What is needed: Scan the material below for the string "JSON", and copy every line where it shows up.

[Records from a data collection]
-- START --

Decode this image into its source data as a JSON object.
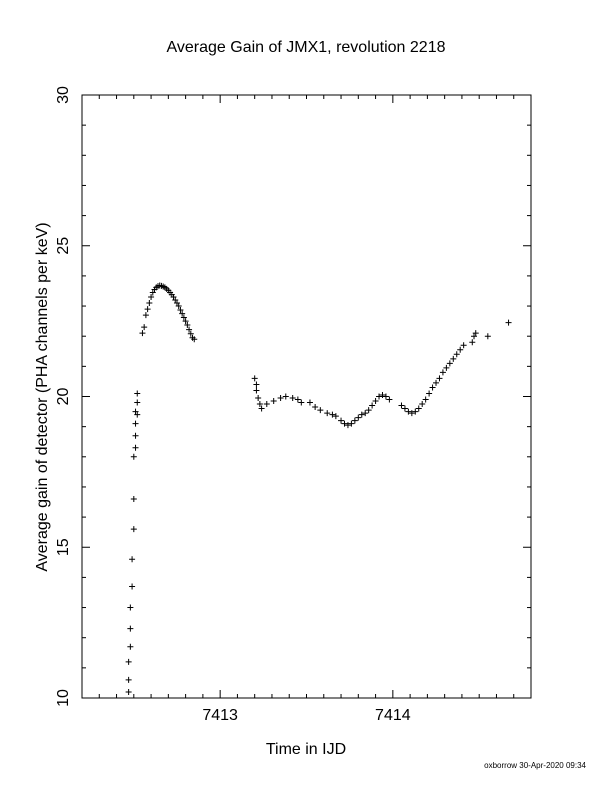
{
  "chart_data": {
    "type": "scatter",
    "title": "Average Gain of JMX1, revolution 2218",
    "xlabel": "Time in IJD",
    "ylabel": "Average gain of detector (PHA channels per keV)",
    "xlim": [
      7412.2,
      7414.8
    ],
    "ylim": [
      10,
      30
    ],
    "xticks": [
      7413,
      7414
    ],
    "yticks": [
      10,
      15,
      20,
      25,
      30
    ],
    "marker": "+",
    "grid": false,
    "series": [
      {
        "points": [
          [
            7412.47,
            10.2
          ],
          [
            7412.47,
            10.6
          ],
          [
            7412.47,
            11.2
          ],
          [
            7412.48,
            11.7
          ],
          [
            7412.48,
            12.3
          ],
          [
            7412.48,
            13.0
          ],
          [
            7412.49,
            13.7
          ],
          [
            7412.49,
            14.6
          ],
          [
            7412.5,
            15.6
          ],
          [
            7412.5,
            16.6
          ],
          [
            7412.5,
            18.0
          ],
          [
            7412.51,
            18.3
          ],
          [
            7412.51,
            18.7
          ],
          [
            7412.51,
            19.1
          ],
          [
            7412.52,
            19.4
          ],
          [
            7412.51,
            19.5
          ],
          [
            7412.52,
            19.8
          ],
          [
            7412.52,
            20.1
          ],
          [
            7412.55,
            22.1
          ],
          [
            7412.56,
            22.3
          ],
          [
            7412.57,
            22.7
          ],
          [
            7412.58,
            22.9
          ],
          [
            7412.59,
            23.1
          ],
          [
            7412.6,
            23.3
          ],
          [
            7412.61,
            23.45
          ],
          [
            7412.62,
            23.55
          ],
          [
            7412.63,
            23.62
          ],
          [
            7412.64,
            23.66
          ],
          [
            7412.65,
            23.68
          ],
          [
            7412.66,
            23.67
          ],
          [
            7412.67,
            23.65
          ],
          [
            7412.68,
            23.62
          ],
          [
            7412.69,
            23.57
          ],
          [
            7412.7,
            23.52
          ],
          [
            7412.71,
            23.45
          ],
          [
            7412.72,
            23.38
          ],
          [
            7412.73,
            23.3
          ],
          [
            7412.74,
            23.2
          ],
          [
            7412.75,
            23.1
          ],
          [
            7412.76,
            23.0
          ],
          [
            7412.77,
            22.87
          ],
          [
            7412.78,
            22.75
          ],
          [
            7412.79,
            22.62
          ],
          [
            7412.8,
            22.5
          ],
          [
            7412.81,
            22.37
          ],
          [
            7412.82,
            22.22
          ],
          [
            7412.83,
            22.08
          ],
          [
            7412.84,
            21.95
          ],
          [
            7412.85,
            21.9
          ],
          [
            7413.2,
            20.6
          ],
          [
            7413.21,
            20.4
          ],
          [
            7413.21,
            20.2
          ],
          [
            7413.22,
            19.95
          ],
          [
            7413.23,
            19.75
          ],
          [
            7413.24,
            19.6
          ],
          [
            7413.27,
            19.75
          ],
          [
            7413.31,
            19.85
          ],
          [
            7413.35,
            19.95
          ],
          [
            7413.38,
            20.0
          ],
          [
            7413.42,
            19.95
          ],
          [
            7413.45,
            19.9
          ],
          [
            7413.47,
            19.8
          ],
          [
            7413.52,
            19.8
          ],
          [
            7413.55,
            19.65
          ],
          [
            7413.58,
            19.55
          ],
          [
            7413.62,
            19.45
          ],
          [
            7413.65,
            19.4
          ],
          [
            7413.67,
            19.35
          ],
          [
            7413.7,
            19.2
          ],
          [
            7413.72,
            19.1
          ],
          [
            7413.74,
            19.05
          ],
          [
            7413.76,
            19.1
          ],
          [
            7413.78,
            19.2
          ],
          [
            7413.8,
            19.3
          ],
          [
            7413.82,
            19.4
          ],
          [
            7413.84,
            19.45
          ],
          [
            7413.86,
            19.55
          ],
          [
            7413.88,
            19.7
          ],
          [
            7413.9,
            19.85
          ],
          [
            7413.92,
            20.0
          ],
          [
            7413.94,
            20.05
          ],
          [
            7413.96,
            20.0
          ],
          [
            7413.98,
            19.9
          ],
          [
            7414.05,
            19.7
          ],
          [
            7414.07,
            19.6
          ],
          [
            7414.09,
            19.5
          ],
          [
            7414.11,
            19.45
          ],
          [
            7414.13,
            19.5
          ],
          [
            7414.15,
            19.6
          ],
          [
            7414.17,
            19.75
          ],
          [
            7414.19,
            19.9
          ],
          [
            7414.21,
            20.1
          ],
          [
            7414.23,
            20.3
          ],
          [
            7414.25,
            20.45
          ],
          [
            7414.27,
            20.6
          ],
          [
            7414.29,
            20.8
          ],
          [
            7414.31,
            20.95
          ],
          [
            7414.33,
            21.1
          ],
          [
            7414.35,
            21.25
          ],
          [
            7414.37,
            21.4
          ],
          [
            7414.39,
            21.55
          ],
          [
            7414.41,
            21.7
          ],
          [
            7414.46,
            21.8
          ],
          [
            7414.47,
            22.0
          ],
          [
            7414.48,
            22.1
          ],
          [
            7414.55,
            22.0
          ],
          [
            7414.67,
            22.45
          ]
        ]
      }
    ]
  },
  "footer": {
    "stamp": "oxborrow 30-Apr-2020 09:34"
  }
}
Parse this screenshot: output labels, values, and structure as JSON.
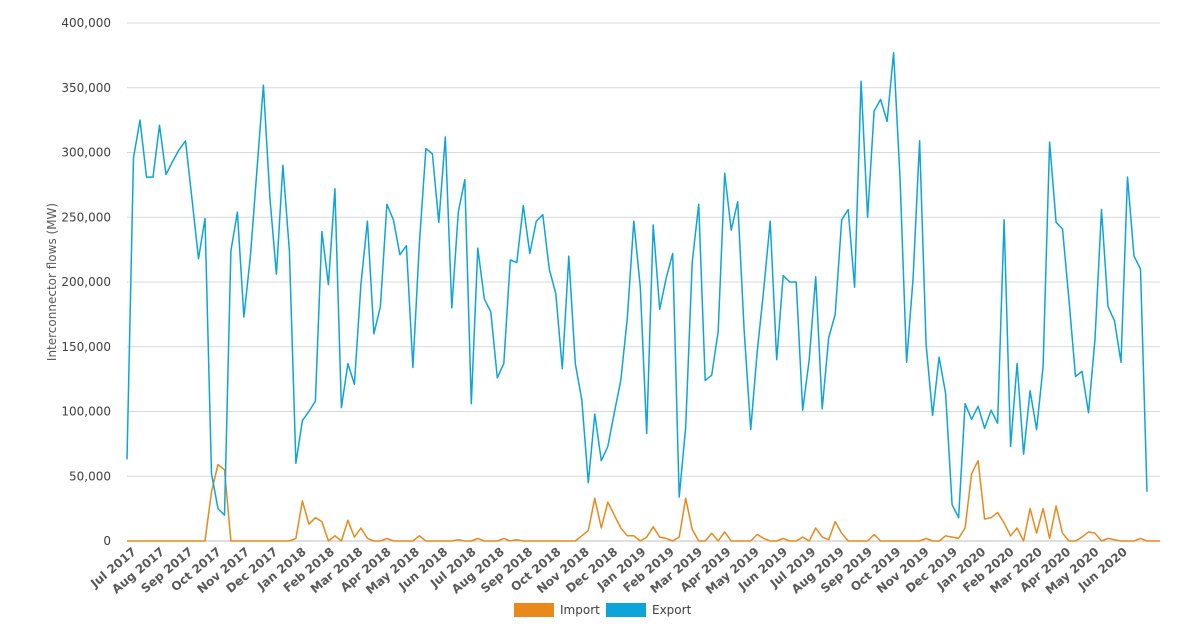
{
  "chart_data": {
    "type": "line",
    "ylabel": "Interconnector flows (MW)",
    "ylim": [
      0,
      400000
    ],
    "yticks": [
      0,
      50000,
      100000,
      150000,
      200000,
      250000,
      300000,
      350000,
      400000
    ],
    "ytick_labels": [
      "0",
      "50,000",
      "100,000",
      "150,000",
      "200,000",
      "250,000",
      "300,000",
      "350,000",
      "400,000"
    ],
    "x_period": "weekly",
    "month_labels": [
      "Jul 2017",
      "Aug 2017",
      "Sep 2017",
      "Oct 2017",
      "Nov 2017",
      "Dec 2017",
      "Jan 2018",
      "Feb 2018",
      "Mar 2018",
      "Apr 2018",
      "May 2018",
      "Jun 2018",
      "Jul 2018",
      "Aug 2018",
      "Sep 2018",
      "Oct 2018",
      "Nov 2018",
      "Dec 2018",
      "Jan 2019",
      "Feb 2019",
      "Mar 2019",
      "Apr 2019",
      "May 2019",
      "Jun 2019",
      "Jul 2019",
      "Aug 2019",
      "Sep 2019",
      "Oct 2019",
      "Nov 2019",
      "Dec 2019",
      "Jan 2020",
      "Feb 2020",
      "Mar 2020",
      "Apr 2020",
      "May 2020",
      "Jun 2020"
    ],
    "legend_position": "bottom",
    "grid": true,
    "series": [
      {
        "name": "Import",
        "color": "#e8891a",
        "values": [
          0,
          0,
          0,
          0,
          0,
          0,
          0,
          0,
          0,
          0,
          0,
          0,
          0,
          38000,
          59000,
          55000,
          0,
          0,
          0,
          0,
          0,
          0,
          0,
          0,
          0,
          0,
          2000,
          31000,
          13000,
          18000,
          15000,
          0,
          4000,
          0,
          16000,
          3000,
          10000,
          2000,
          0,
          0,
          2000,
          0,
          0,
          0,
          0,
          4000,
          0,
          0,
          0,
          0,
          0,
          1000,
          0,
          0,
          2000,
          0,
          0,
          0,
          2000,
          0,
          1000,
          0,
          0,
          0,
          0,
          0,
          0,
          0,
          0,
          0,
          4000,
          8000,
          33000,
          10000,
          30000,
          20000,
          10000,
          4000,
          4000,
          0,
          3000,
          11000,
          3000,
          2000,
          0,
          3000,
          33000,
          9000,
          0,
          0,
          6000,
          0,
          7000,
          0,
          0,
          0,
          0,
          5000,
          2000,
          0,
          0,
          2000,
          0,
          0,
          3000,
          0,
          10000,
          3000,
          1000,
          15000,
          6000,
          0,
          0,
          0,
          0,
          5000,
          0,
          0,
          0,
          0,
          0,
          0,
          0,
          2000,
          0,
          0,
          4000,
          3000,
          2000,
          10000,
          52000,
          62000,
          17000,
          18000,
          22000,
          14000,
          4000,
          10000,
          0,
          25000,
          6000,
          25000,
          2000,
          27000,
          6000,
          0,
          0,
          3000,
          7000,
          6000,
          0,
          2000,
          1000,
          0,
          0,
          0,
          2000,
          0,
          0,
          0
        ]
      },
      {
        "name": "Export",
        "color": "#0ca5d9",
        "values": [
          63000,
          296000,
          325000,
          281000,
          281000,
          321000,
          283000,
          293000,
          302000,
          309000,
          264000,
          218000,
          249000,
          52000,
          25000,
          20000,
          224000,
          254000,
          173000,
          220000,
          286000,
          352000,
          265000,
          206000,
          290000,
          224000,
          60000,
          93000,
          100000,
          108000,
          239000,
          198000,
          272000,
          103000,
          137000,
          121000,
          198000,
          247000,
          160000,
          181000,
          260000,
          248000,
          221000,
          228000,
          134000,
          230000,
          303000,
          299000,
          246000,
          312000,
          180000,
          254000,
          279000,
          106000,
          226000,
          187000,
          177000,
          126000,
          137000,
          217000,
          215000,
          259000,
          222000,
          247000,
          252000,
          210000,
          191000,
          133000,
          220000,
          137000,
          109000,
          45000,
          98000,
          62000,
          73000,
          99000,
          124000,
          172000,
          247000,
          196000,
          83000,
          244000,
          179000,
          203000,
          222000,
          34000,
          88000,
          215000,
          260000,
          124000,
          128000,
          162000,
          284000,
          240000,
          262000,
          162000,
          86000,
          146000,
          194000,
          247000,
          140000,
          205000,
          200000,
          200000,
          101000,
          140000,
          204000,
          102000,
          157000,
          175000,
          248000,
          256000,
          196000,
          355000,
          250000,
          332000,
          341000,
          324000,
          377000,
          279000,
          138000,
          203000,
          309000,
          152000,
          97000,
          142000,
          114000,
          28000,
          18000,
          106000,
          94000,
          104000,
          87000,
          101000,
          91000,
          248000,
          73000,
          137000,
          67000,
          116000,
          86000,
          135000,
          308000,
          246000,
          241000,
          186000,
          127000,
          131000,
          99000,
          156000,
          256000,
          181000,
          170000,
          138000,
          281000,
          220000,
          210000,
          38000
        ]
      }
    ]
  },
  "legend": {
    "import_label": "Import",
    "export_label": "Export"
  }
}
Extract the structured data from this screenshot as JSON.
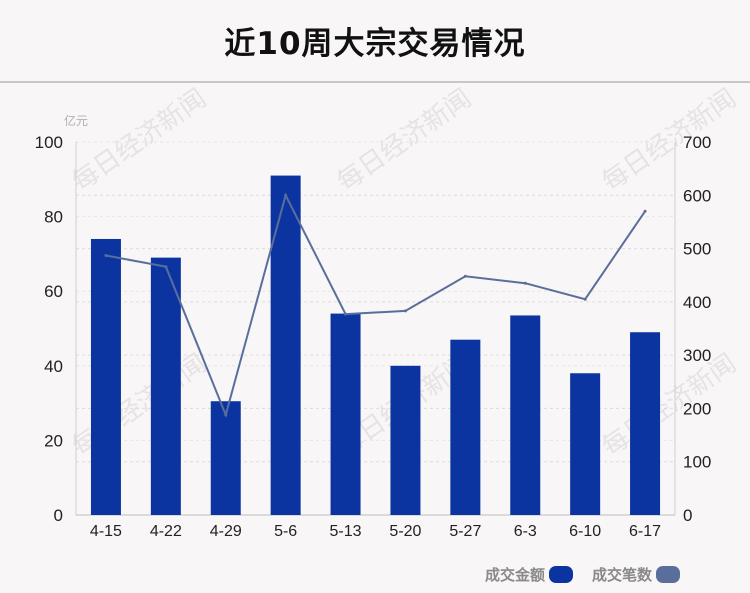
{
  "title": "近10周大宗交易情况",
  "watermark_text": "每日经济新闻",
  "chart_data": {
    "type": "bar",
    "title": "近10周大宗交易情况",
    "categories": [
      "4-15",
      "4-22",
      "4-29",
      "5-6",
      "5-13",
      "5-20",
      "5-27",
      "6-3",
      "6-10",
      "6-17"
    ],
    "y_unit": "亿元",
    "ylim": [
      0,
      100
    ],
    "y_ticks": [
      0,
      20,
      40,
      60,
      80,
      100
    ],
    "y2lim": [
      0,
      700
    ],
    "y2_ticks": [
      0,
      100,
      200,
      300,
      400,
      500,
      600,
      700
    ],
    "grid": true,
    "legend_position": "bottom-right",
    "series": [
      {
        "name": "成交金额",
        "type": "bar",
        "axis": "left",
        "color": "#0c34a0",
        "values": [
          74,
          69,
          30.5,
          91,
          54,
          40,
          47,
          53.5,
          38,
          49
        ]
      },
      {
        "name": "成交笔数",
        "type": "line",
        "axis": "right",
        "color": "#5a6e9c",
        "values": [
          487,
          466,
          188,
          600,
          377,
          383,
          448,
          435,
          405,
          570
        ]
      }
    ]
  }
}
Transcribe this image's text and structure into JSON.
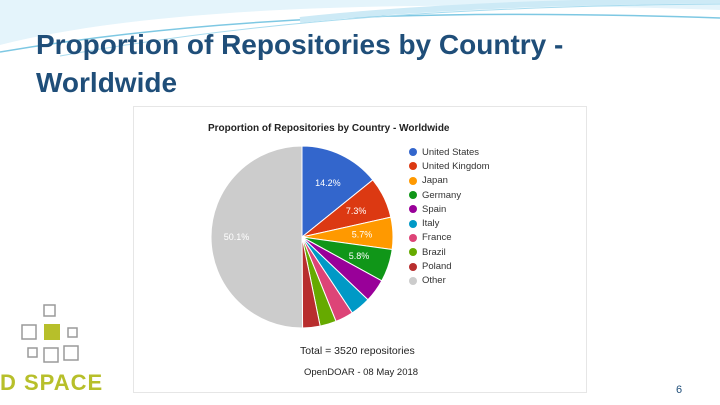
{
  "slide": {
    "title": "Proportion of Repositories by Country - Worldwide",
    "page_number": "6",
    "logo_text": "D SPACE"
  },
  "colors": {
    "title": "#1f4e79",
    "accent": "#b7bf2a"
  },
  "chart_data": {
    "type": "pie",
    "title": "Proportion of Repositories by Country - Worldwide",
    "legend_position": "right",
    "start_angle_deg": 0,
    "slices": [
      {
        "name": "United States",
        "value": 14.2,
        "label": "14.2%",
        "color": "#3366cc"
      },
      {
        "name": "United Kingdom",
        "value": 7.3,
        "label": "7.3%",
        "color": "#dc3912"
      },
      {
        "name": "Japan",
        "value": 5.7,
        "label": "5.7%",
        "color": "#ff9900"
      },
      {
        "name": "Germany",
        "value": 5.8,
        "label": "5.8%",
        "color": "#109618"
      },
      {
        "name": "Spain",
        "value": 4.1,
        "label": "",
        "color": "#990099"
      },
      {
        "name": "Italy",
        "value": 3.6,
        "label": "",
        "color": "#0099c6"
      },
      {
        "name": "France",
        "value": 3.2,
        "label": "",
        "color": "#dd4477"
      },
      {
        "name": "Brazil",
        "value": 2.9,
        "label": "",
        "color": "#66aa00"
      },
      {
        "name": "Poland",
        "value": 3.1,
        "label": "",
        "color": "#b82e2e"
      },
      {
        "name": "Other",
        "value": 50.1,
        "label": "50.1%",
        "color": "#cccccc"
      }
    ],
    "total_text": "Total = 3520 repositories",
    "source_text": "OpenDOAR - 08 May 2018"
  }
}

-- END --

Reply to the exercise:
Decode this image into its source data as a JSON object.
Parse this screenshot: output labels, values, and structure as JSON.
Extract the structured data from this screenshot as JSON.
Transcribe this image's text and structure into JSON.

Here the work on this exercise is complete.